Task brief
Word for word, give the material below again, minus any images.

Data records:
┄┄┄┄┄┄

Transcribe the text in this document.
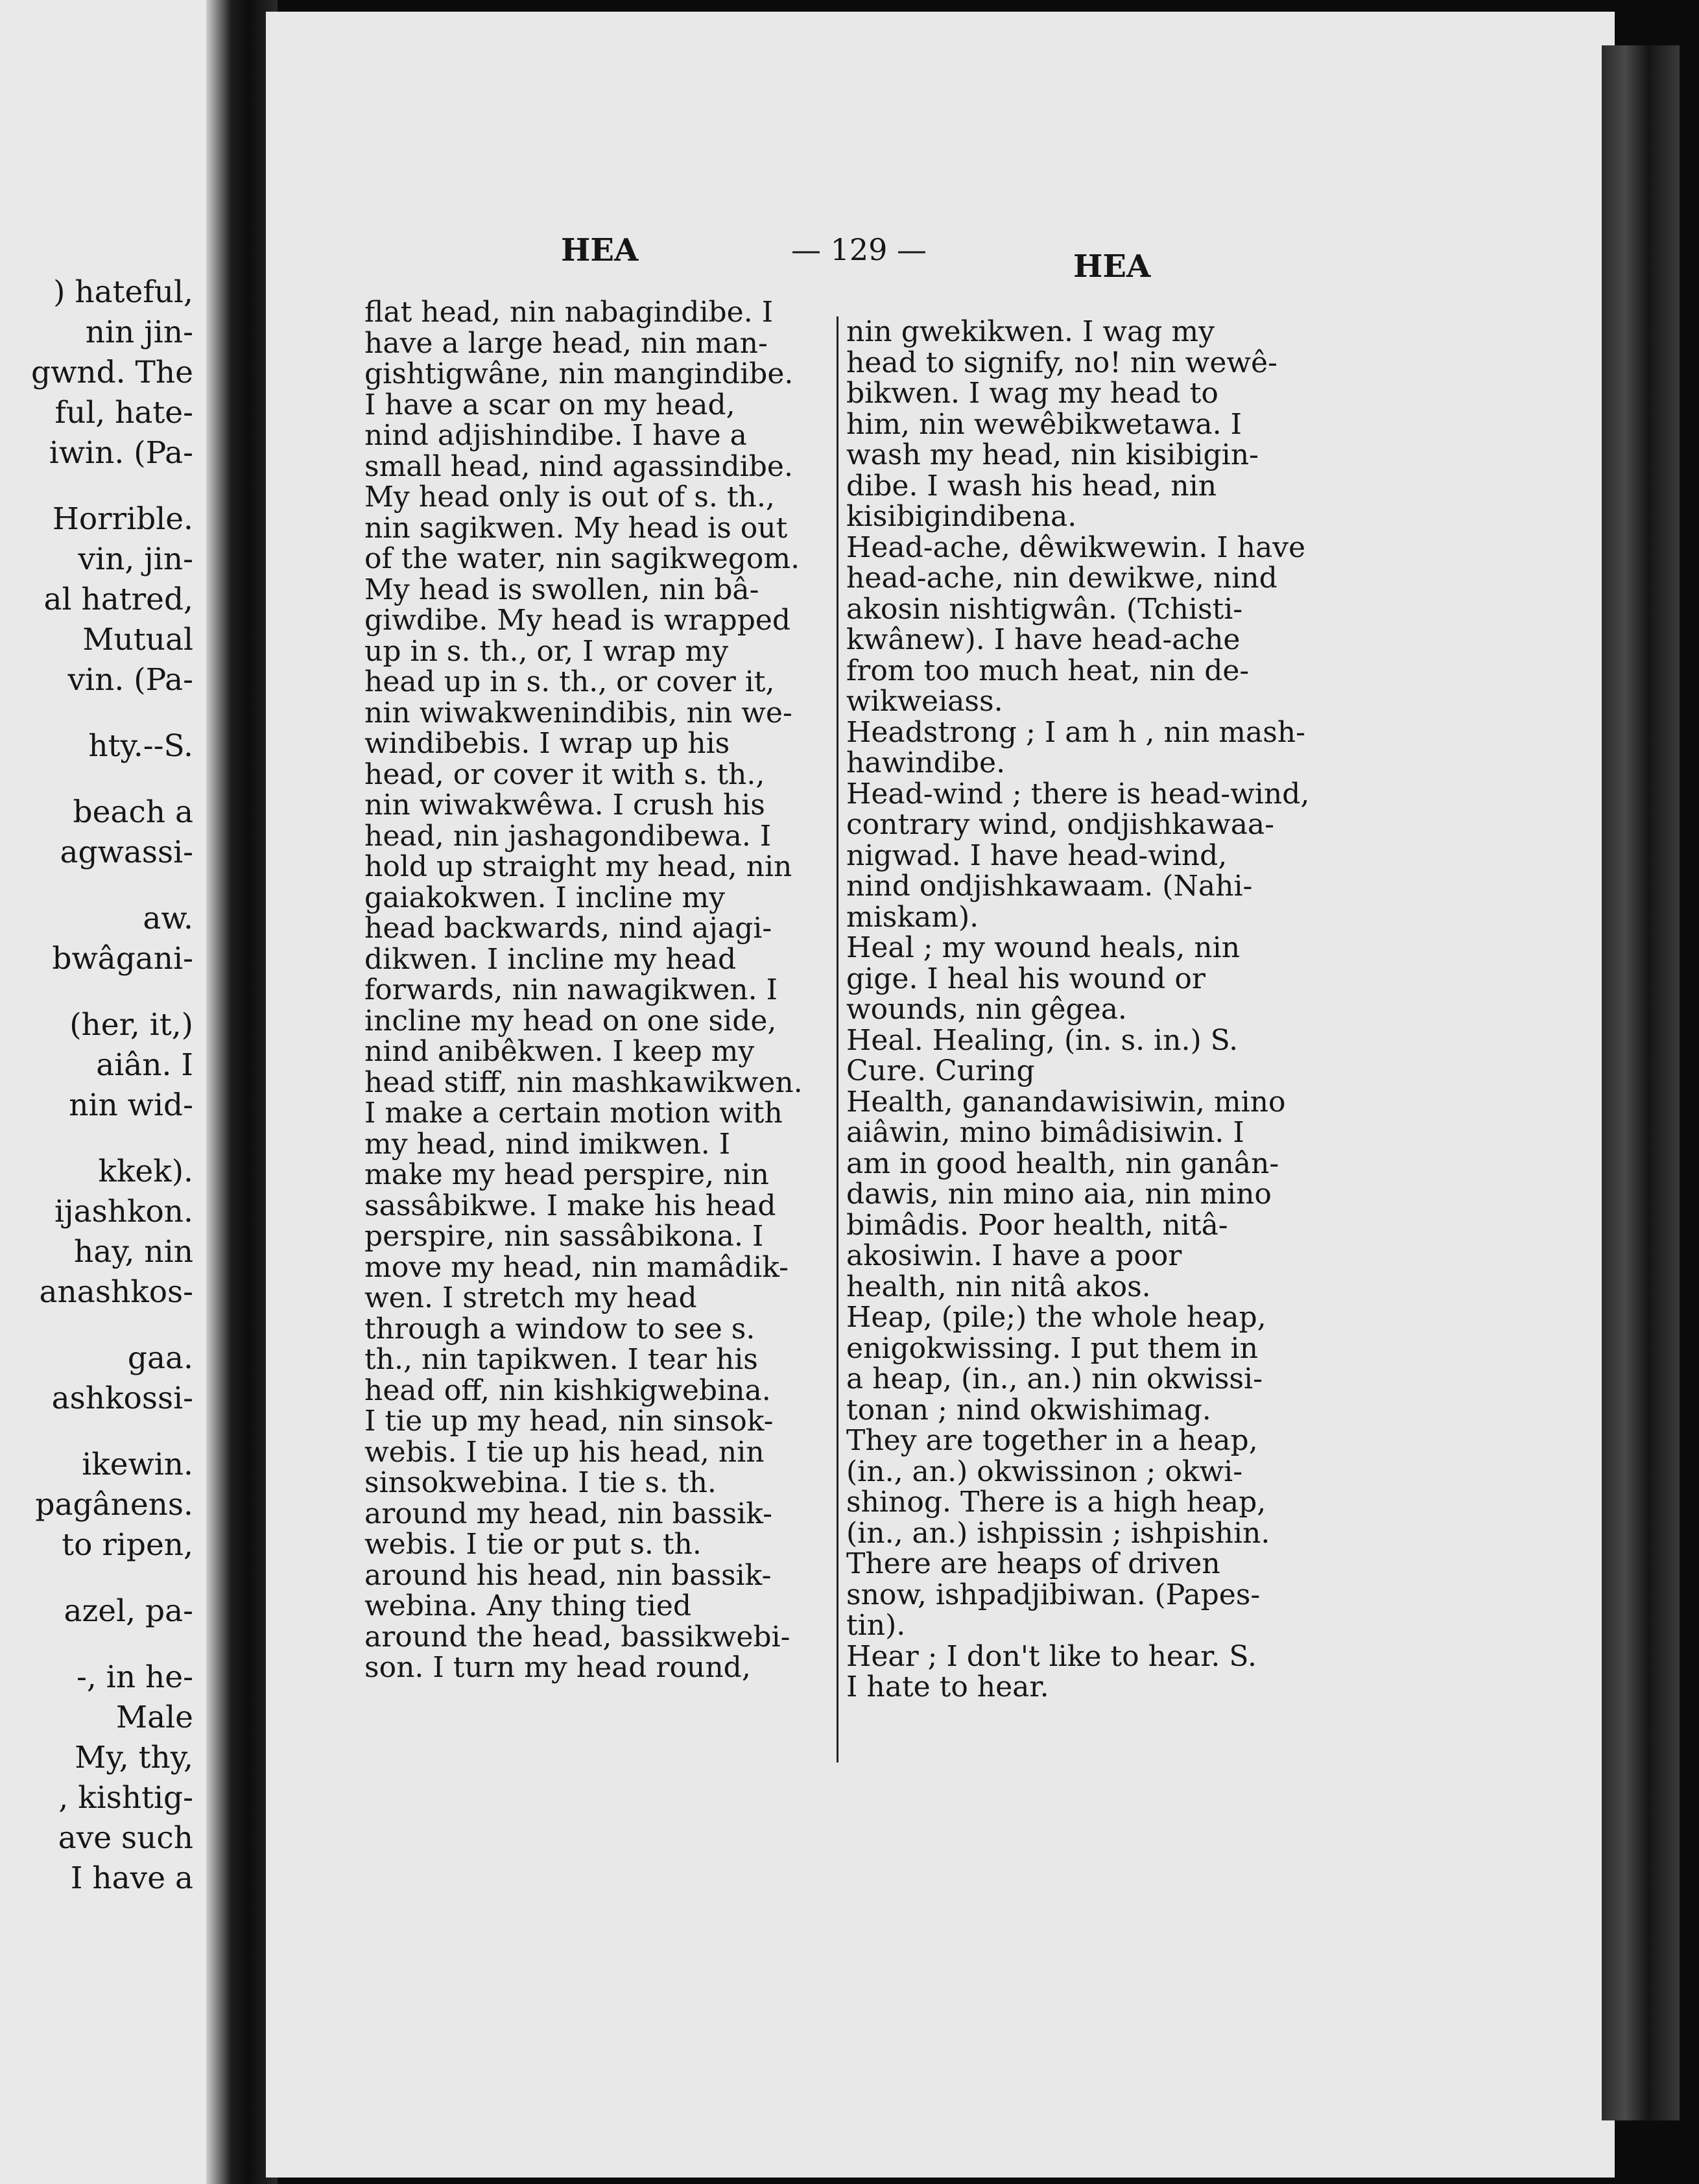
) hateful,
nin jin-
gwnd. The
ful, hate-
iwin. (Pa-
Horrible.
vin, jin-
al hatred,
Mutual
vin. (Pa-
hty.--S.
beach a
agwassi-
aw.
bwâgani-
(her, it,)
aiân. I
nin wid-
kkek).
ijashkon.
hay, nin
anashkos-
gaa.
ashkossi-
ikewin.
pagânens.
to ripen,
azel, pa-
-, in he-
Male
My, thy,
, kishtig-
ave such
I have a
HEA	— 129 —	HEA
flat head, nin nabagindibe. I
have a large head, nin man-
gishtigwâne, nin mangindibe.
I have a scar on my head,
nind adjishindibe. I have a
small head, nind agassindibe.
My head only is out of s. th.,
nin sagikwen. My head is out
of the water, nin sagikwegom.
My head is swollen, nin bâ-
giwdibe. My head is wrapped
up in s. th., or, I wrap my
head up in s. th., or cover it,
nin wiwakwenindibis, nin we-
windibebis. I wrap up his
head, or cover it with s. th.,
nin wiwakwêwa. I crush his
head, nin jashagondibewa. I
hold up straight my head, nin
gaiakokwen. I incline my
head backwards, nind ajagi-
dikwen. I incline my head
forwards, nin nawagikwen. I
incline my head on one side,
nind anibêkwen. I keep my
head stiff, nin mashkawikwen.
I make a certain motion with
my head, nind imikwen. I
make my head perspire, nin
sassâbikwe. I make his head
perspire, nin sassâbikona. I
move my head, nin mamâdik-
wen. I stretch my head
through a window to see s.
th., nin tapikwen. I tear his
head off, nin kishkigwebina.
I tie up my head, nin sinsok-
webis. I tie up his head, nin
sinsokwebina. I tie s. th.
around my head, nin bassik-
webis. I tie or put s. th.
around his head, nin bassik-
webina. Any thing tied
around the head, bassikwebi-
son. I turn my head round,
nin gwekikwen. I wag my
head to signify, no! nin wewê-
bikwen. I wag my head to
him, nin wewêbikwetawa. I
wash my head, nin kisibigin-
dibe. I wash his head, nin
kisibigindibena.
Head-ache, dêwikwewin. I have
head-ache, nin dewikwe, nind
akosin nishtigwân. (Tchisti-
kwânew). I have head-ache
from too much heat, nin de-
wikweiass.
Headstrong ; I am h , nin mash-
hawindibe.
Head-wind ; there is head-wind,
contrary wind, ondjishkawaa-
nigwad. I have head-wind,
nind ondjishkawaam. (Nahi-
miskam).
Heal ; my wound heals, nin
gige. I heal his wound or
wounds, nin gêgea.
Heal. Healing, (in. s. in.) S.
Cure. Curing
Health, ganandawisiwin, mino
aiâwin, mino bimâdisiwin. I
am in good health, nin ganân-
dawis, nin mino aia, nin mino
bimâdis. Poor health, nitâ-
akosiwin. I have a poor
health, nin nitâ akos.
Heap, (pile;) the whole heap,
enigokwissing. I put them in
a heap, (in., an.) nin okwissi-
tonan ; nind okwishimag.
They are together in a heap,
(in., an.) okwissinon ; okwi-
shinog. There is a high heap,
(in., an.) ishpissin ; ishpishin.
There are heaps of driven
snow, ishpadjibiwan. (Papes-
tin).
Hear ; I don't like to hear. S.
I hate to hear.
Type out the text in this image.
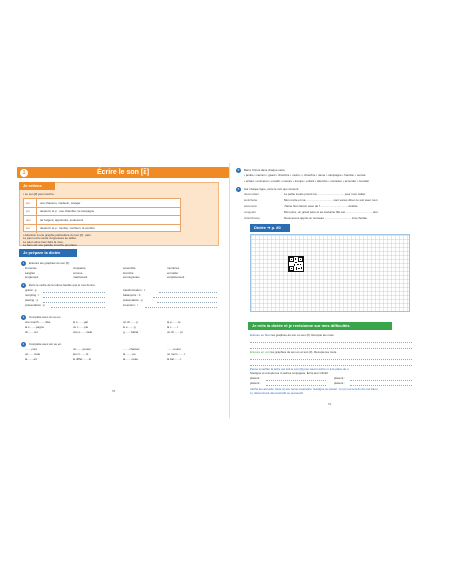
1	Écrire le son [ɛ̃]
Je retiens
• Le son [ɛ̃] peut s'écrire :
ain	une chanson, médecin, manger
ein	devant b et p : une chambre, la campagne
aim	de l'argent, apprendre, seulement
em	devant b et p : tomber, combien, la sombre
• Attention à une graphie particulière du son [ɛ̃] : parc.
Le paon et la sonde d'opposées au début.
Le paon aime bien faire la roue.
Le faon est une gazelle mouche qui plane.
Je prépare la dictée
1	Entoure les graphies du son [ɛ̃].
immense	cinquante	ensemble	membres
sanglier	comme	bronche	emmêler
longtemps	maintenant	ennnuyantes	emplacement
2	Écris le verbe de la même famille que le mot donné.
grand : g	transformation : t
rempling : r	balançoire : b
placing : p	présentation : p
présentation : p	invention : i
3	Complète avec an ou en.
une march........dise	le s........gal	un ch........p	la p........te
la c........pagne	un t........ple	le s........g	la l........t
ch........ter	une p........tade	g........babar	un ch........pi
4	Complète avec am ou en.
........core	un........pereur	........chasser	........tourer
un........bule	les ci........ts	la ........pe	un mom........t
la........ert	le différ........ts	la........ceau	la bal........t
58
5	Barre l'intrus dans chaque série.
• jambe • camion • géant • chambre • moins • • chambre • ramer • campagne • framber • remise
• enfant • emmener • envahi • mesure • trempe • enfant • attendre • monsieur • amender • mendier
6	Sur chaque ligne, écris le mot qui convient.
descendant	Le petite souris prend ma ................................. pour mon cellier.
lentichette	Mon oncle et ma ................................. sont venus dîner ce soir avec mon
ascension	J'aime bien lancer avec de l' ................................. violette.
vengeant	Mon père, un grand père et sa marraine fille est ................................. ans.
chantchamp	Nous avons appris un nouveau ................................. à la chorale.
Dictée ➔ p. 80
Je relis la dictée et je revisionne sur mes difficultés
Entoure en bleu les graphies de son en son (ɛ̃). Recopie les mots.
Entoure en vert les graphies de son en et son (ɛ̃). Recopie les mots.
Pense à vérifier la lettre qui suit le son [ɛ̃] pour savoir écrire m à la place de n.
Souligne et recopie les 4 verbes conjugués. Écris leur infinitif.
placent :	placent :
placent :	placent :
Vérifie les accords. Note (s) les noms masculins. Souligne au pluriel : le (s) mot à la fin du mot bleu (
s), déterminant démonstratif ou possessif.
59
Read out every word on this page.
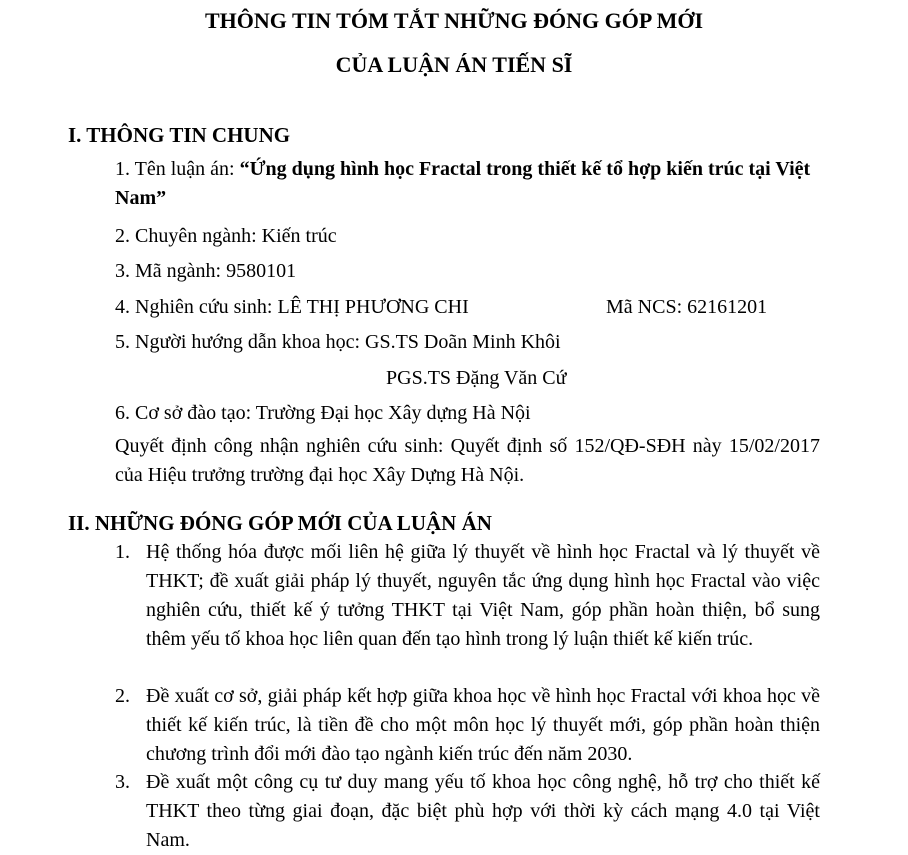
THÔNG TIN TÓM TẮT NHỮNG ĐÓNG GÓP MỚI
CỦA LUẬN ÁN TIẾN SĨ
I. THÔNG TIN CHUNG
1. Tên luận án: “Ứng dụng hình học Fractal trong thiết kế tổ hợp kiến trúc tại Việt Nam”
2. Chuyên ngành: Kiến trúc
3. Mã ngành: 9580101
4. Nghiên cứu sinh: LÊ THỊ PHƯƠNG CHI	Mã NCS: 62161201
5. Người hướng dẫn khoa học: GS.TS Doãn Minh Khôi
PGS.TS Đặng Văn Cứ
6. Cơ sở đào tạo: Trường Đại học Xây dựng Hà Nội
Quyết định công nhận nghiên cứu sinh: Quyết định số 152/QĐ-SĐH này 15/02/2017 của Hiệu trưởng trường đại học Xây Dựng Hà Nội.
II. NHỮNG ĐÓNG GÓP MỚI CỦA LUẬN ÁN
1. Hệ thống hóa được mối liên hệ giữa lý thuyết về hình học Fractal và lý thuyết về THKT; đề xuất giải pháp lý thuyết, nguyên tắc ứng dụng hình học Fractal vào việc nghiên cứu, thiết kế ý tưởng THKT tại Việt Nam, góp phần hoàn thiện, bổ sung thêm yếu tố khoa học liên quan đến tạo hình trong lý luận thiết kế kiến trúc.
2. Đề xuất cơ sở, giải pháp kết hợp giữa khoa học về hình học Fractal với khoa học về thiết kế kiến trúc, là tiền đề cho một môn học lý thuyết mới, góp phần hoàn thiện chương trình đổi mới đào tạo ngành kiến trúc đến năm 2030.
3. Đề xuất một công cụ tư duy mang yếu tố khoa học công nghệ, hỗ trợ cho thiết kế THKT theo từng giai đoạn, đặc biệt phù hợp với thời kỳ cách mạng 4.0 tại Việt Nam.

┄┄┄┄┄┄

Written response
Transcribe the text in this document.
) hateful,
nin jin-
gwnd. The
ful, hate-
iwin. (Pa-
Horrible.
vin, jin-
al hatred,
Mutual
vin. (Pa-
hty.--S.
beach a
agwassi-
aw.
bwâgani-
(her, it,)
aiân. I
nin wid-
kkek).
ijashkon.
hay, nin
anashkos-
gaa.
ashkossi-
ikewin.
pagânens.
to ripen,
azel, pa-
-, in he-
Male
My, thy,
, kishtig-
ave such
I have a
HEA	— 129 —	HEA
flat head, nin nabagindibe. I
have a large head, nin man-
gishtigwâne, nin mangindibe.
I have a scar on my head,
nind adjishindibe. I have a
small head, nind agassindibe.
My head only is out of s. th.,
nin sagikwen. My head is out
of the water, nin sagikwegom.
My head is swollen, nin bâ-
giwdibe. My head is wrapped
up in s. th., or, I wrap my
head up in s. th., or cover it,
nin wiwakwenindibis, nin we-
windibebis. I wrap up his
head, or cover it with s. th.,
nin wiwakwêwa. I crush his
head, nin jashagondibewa. I
hold up straight my head, nin
gaiakokwen. I incline my
head backwards, nind ajagi-
dikwen. I incline my head
forwards, nin nawagikwen. I
incline my head on one side,
nind anibêkwen. I keep my
head stiff, nin mashkawikwen.
I make a certain motion with
my head, nind imikwen. I
make my head perspire, nin
sassâbikwe. I make his head
perspire, nin sassâbikona. I
move my head, nin mamâdik-
wen. I stretch my head
through a window to see s.
th., nin tapikwen. I tear his
head off, nin kishkigwebina.
I tie up my head, nin sinsok-
webis. I tie up his head, nin
sinsokwebina. I tie s. th.
around my head, nin bassik-
webis. I tie or put s. th.
around his head, nin bassik-
webina. Any thing tied
around the head, bassikwebi-
son. I turn my head round,
nin gwekikwen. I wag my
head to signify, no! nin wewê-
bikwen. I wag my head to
him, nin wewêbikwetawa. I
wash my head, nin kisibigin-
dibe. I wash his head, nin
kisibigindibena.
Head-ache, dêwikwewin. I have
head-ache, nin dewikwe, nind
akosin nishtigwân. (Tchisti-
kwânew). I have head-ache
from too much heat, nin de-
wikweiass.
Headstrong ; I am h , nin mash-
hawindibe.
Head-wind ; there is head-wind,
contrary wind, ondjishkawaa-
nigwad. I have head-wind,
nind ondjishkawaam. (Nahi-
miskam).
Heal ; my wound heals, nin
gige. I heal his wound or
wounds, nin gêgea.
Heal. Healing, (in. s. in.) S.
Cure. Curing
Health, ganandawisiwin, mino
aiâwin, mino bimâdisiwin. I
am in good health, nin ganân-
dawis, nin mino aia, nin mino
bimâdis. Poor health, nitâ-
akosiwin. I have a poor
health, nin nitâ akos.
Heap, (pile;) the whole heap,
enigokwissing. I put them in
a heap, (in., an.) nin okwissi-
tonan ; nind okwishimag.
They are together in a heap,
(in., an.) okwissinon ; okwi-
shinog. There is a high heap,
(in., an.) ishpissin ; ishpishin.
There are heaps of driven
snow, ishpadjibiwan. (Papes-
tin).
Hear ; I don't like to hear. S.
I hate to hear.
Type out the text in this image.
1	Écrire le son [ɛ̃]
Je retiens
• Le son [ɛ̃] peut s'écrire :
ain	une chanson, médecin, manger
ein	devant b et p : une chambre, la campagne
aim	de l'argent, apprendre, seulement
em	devant b et p : tomber, combien, la sombre
• Attention à une graphie particulière du son [ɛ̃] : parc.
Le paon et la sonde d'opposées au début.
Le paon aime bien faire la roue.
Le faon est une gazelle mouche qui plane.
Je prépare la dictée
1	Entoure les graphies du son [ɛ̃].
immense	cinquante	ensemble	membres
sanglier	comme	bronche	emmêler
longtemps	maintenant	ennnuyantes	emplacement
2	Écris le verbe de la même famille que le mot donné.
grand : g	transformation : t
rempling : r	balançoire : b
placing : p	présentation : p
présentation : p	invention : i
3	Complète avec an ou en.
une march........dise	le s........gal	un ch........p	la p........te
la c........pagne	un t........ple	le s........g	la l........t
ch........ter	une p........tade	g........babar	un ch........pi
4	Complète avec am ou en.
........core	un........pereur	........chasser	........tourer
un........bule	les ci........ts	la ........pe	un mom........t
la........ert	le différ........ts	la........ceau	la bal........t
58
5	Barre l'intrus dans chaque série.
• jambe • camion • géant • chambre • moins • • chambre • ramer • campagne • framber • remise
• enfant • emmener • envahi • mesure • trempe • enfant • attendre • monsieur • amender • mendier
6	Sur chaque ligne, écris le mot qui convient.
descendant	Le petite souris prend ma ................................. pour mon cellier.
lentichette	Mon oncle et ma ................................. sont venus dîner ce soir avec mon
ascension	J'aime bien lancer avec de l' ................................. violette.
vengeant	Mon père, un grand père et sa marraine fille est ................................. ans.
chantchamp	Nous avons appris un nouveau ................................. à la chorale.
Dictée ➔ p. 80
Je relis la dictée et je revisionne sur mes difficultés
Entoure en bleu les graphies de son en son (ɛ̃). Recopie les mots.
Entoure en vert les graphies de son en et son (ɛ̃). Recopie les mots.
Pense à vérifier la lettre qui suit le son [ɛ̃] pour savoir écrire m à la place de n.
Souligne et recopie les 4 verbes conjugués. Écris leur infinitif.
placent :	placent :
placent :	placent :
Vérifie les accords. Note (s) les noms masculins. Souligne au pluriel : le (s) mot à la fin du mot bleu (
s), déterminant démonstratif ou possessif.
59
Read out every word on this page.
THÔNG TIN TÓM TẮT NHỮNG ĐÓNG GÓP MỚI
CỦA LUẬN ÁN TIẾN SĨ
I. THÔNG TIN CHUNG
1. Tên luận án: “Ứng dụng hình học Fractal trong thiết kế tổ hợp kiến trúc tại Việt Nam”
2. Chuyên ngành: Kiến trúc
3. Mã ngành: 9580101
4. Nghiên cứu sinh: LÊ THỊ PHƯƠNG CHI	Mã NCS: 62161201
5. Người hướng dẫn khoa học: GS.TS Doãn Minh Khôi
PGS.TS Đặng Văn Cứ
6. Cơ sở đào tạo: Trường Đại học Xây dựng Hà Nội
Quyết định công nhận nghiên cứu sinh: Quyết định số 152/QĐ-SĐH này 15/02/2017 của Hiệu trưởng trường đại học Xây Dựng Hà Nội.
II. NHỮNG ĐÓNG GÓP MỚI CỦA LUẬN ÁN
1. Hệ thống hóa được mối liên hệ giữa lý thuyết về hình học Fractal và lý thuyết về THKT; đề xuất giải pháp lý thuyết, nguyên tắc ứng dụng hình học Fractal vào việc nghiên cứu, thiết kế ý tưởng THKT tại Việt Nam, góp phần hoàn thiện, bổ sung thêm yếu tố khoa học liên quan đến tạo hình trong lý luận thiết kế kiến trúc.
2. Đề xuất cơ sở, giải pháp kết hợp giữa khoa học về hình học Fractal với khoa học về thiết kế kiến trúc, là tiền đề cho một môn học lý thuyết mới, góp phần hoàn thiện chương trình đổi mới đào tạo ngành kiến trúc đến năm 2030.
3. Đề xuất một công cụ tư duy mang yếu tố khoa học công nghệ, hỗ trợ cho thiết kế THKT theo từng giai đoạn, đặc biệt phù hợp với thời kỳ cách mạng 4.0 tại Việt Nam.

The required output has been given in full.